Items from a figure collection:
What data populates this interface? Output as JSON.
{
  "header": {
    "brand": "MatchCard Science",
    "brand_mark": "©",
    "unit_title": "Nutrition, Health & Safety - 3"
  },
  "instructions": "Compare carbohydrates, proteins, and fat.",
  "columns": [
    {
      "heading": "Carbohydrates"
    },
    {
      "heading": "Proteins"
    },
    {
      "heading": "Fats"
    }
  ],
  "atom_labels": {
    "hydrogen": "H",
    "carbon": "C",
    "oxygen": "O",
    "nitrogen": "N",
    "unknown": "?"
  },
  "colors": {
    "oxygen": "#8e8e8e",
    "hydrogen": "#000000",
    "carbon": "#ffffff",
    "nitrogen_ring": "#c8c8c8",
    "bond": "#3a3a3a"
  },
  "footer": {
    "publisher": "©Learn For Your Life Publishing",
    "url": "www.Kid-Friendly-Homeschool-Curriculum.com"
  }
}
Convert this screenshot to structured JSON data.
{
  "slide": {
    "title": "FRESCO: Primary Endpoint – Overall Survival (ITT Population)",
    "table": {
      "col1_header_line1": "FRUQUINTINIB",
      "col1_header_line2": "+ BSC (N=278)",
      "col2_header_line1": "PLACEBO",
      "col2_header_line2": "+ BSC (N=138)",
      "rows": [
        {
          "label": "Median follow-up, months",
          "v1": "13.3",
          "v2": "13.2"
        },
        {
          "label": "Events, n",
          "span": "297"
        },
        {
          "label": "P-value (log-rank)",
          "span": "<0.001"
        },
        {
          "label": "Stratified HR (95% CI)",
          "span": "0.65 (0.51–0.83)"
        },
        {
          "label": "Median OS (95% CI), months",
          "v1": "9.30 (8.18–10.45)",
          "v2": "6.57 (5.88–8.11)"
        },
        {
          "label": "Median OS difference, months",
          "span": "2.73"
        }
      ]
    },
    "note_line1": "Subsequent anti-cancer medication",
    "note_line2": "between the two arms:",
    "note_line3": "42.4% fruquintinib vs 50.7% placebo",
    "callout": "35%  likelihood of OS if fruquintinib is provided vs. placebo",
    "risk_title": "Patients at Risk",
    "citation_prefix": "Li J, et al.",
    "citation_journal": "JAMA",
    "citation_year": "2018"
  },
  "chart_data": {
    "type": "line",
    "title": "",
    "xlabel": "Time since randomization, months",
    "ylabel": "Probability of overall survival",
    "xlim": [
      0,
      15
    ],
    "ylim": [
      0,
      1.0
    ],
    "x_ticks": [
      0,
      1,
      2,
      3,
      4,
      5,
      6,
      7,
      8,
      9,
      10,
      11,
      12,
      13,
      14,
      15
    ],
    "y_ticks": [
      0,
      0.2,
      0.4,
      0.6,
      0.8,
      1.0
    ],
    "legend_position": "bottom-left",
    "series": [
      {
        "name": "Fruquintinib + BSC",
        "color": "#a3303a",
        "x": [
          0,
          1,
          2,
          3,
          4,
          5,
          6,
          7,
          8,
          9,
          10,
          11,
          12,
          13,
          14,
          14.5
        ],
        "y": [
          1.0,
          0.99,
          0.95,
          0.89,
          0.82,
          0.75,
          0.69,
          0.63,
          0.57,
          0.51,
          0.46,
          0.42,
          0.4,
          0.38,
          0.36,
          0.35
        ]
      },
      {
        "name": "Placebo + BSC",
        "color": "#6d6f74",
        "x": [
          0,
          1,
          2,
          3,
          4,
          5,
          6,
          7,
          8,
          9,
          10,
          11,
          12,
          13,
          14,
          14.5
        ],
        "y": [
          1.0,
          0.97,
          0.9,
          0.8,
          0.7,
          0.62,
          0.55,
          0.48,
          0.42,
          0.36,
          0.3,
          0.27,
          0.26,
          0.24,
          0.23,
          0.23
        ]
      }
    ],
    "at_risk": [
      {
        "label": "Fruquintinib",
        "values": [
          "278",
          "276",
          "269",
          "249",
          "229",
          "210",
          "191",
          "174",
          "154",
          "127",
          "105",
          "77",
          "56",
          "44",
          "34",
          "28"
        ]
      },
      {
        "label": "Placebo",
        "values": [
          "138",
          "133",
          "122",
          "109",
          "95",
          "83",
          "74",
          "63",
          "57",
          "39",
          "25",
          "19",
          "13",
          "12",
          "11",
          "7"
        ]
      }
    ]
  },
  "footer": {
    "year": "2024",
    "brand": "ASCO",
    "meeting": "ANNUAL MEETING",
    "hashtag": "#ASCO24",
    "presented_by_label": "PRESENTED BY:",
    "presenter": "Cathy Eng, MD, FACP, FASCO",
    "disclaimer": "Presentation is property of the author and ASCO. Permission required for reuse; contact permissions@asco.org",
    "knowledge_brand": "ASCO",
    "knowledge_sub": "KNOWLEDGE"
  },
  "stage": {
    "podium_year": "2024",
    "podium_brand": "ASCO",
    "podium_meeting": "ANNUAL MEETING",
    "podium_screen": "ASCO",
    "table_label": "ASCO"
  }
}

#### PROBLEM
Return the records above verbatim, in their entirety.

#### SOLUTION TO THIS EXERCISE
What data populates this interface? Output as JSON.
{
  "header": {
    "brand": "MatchCard Science",
    "brand_mark": "©",
    "unit_title": "Nutrition, Health & Safety - 3"
  },
  "instructions": "Compare carbohydrates, proteins, and fat.",
  "columns": [
    {
      "heading": "Carbohydrates"
    },
    {
      "heading": "Proteins"
    },
    {
      "heading": "Fats"
    }
  ],
  "atom_labels": {
    "hydrogen": "H",
    "carbon": "C",
    "oxygen": "O",
    "nitrogen": "N",
    "unknown": "?"
  },
  "colors": {
    "oxygen": "#8e8e8e",
    "hydrogen": "#000000",
    "carbon": "#ffffff",
    "nitrogen_ring": "#c8c8c8",
    "bond": "#3a3a3a"
  },
  "footer": {
    "publisher": "©Learn For Your Life Publishing",
    "url": "www.Kid-Friendly-Homeschool-Curriculum.com"
  }
}
Convert this screenshot to structured JSON data.
{
  "slide": {
    "title": "FRESCO: Primary Endpoint – Overall Survival (ITT Population)",
    "table": {
      "col1_header_line1": "FRUQUINTINIB",
      "col1_header_line2": "+ BSC (N=278)",
      "col2_header_line1": "PLACEBO",
      "col2_header_line2": "+ BSC (N=138)",
      "rows": [
        {
          "label": "Median follow-up, months",
          "v1": "13.3",
          "v2": "13.2"
        },
        {
          "label": "Events, n",
          "span": "297"
        },
        {
          "label": "P-value (log-rank)",
          "span": "<0.001"
        },
        {
          "label": "Stratified HR (95% CI)",
          "span": "0.65 (0.51–0.83)"
        },
        {
          "label": "Median OS (95% CI), months",
          "v1": "9.30 (8.18–10.45)",
          "v2": "6.57 (5.88–8.11)"
        },
        {
          "label": "Median OS difference, months",
          "span": "2.73"
        }
      ]
    },
    "note_line1": "Subsequent anti-cancer medication",
    "note_line2": "between the two arms:",
    "note_line3": "42.4% fruquintinib vs 50.7% placebo",
    "callout": "35%  likelihood of OS if fruquintinib is provided vs. placebo",
    "risk_title": "Patients at Risk",
    "citation_prefix": "Li J, et al.",
    "citation_journal": "JAMA",
    "citation_year": "2018"
  },
  "chart_data": {
    "type": "line",
    "title": "",
    "xlabel": "Time since randomization, months",
    "ylabel": "Probability of overall survival",
    "xlim": [
      0,
      15
    ],
    "ylim": [
      0,
      1.0
    ],
    "x_ticks": [
      0,
      1,
      2,
      3,
      4,
      5,
      6,
      7,
      8,
      9,
      10,
      11,
      12,
      13,
      14,
      15
    ],
    "y_ticks": [
      0,
      0.2,
      0.4,
      0.6,
      0.8,
      1.0
    ],
    "legend_position": "bottom-left",
    "series": [
      {
        "name": "Fruquintinib + BSC",
        "color": "#a3303a",
        "x": [
          0,
          1,
          2,
          3,
          4,
          5,
          6,
          7,
          8,
          9,
          10,
          11,
          12,
          13,
          14,
          14.5
        ],
        "y": [
          1.0,
          0.99,
          0.95,
          0.89,
          0.82,
          0.75,
          0.69,
          0.63,
          0.57,
          0.51,
          0.46,
          0.42,
          0.4,
          0.38,
          0.36,
          0.35
        ]
      },
      {
        "name": "Placebo + BSC",
        "color": "#6d6f74",
        "x": [
          0,
          1,
          2,
          3,
          4,
          5,
          6,
          7,
          8,
          9,
          10,
          11,
          12,
          13,
          14,
          14.5
        ],
        "y": [
          1.0,
          0.97,
          0.9,
          0.8,
          0.7,
          0.62,
          0.55,
          0.48,
          0.42,
          0.36,
          0.3,
          0.27,
          0.26,
          0.24,
          0.23,
          0.23
        ]
      }
    ],
    "at_risk": [
      {
        "label": "Fruquintinib",
        "values": [
          "278",
          "276",
          "269",
          "249",
          "229",
          "210",
          "191",
          "174",
          "154",
          "127",
          "105",
          "77",
          "56",
          "44",
          "34",
          "28"
        ]
      },
      {
        "label": "Placebo",
        "values": [
          "138",
          "133",
          "122",
          "109",
          "95",
          "83",
          "74",
          "63",
          "57",
          "39",
          "25",
          "19",
          "13",
          "12",
          "11",
          "7"
        ]
      }
    ]
  },
  "footer": {
    "year": "2024",
    "brand": "ASCO",
    "meeting": "ANNUAL MEETING",
    "hashtag": "#ASCO24",
    "presented_by_label": "PRESENTED BY:",
    "presenter": "Cathy Eng, MD, FACP, FASCO",
    "disclaimer": "Presentation is property of the author and ASCO. Permission required for reuse; contact permissions@asco.org",
    "knowledge_brand": "ASCO",
    "knowledge_sub": "KNOWLEDGE"
  },
  "stage": {
    "podium_year": "2024",
    "podium_brand": "ASCO",
    "podium_meeting": "ANNUAL MEETING",
    "podium_screen": "ASCO",
    "table_label": "ASCO"
  }
}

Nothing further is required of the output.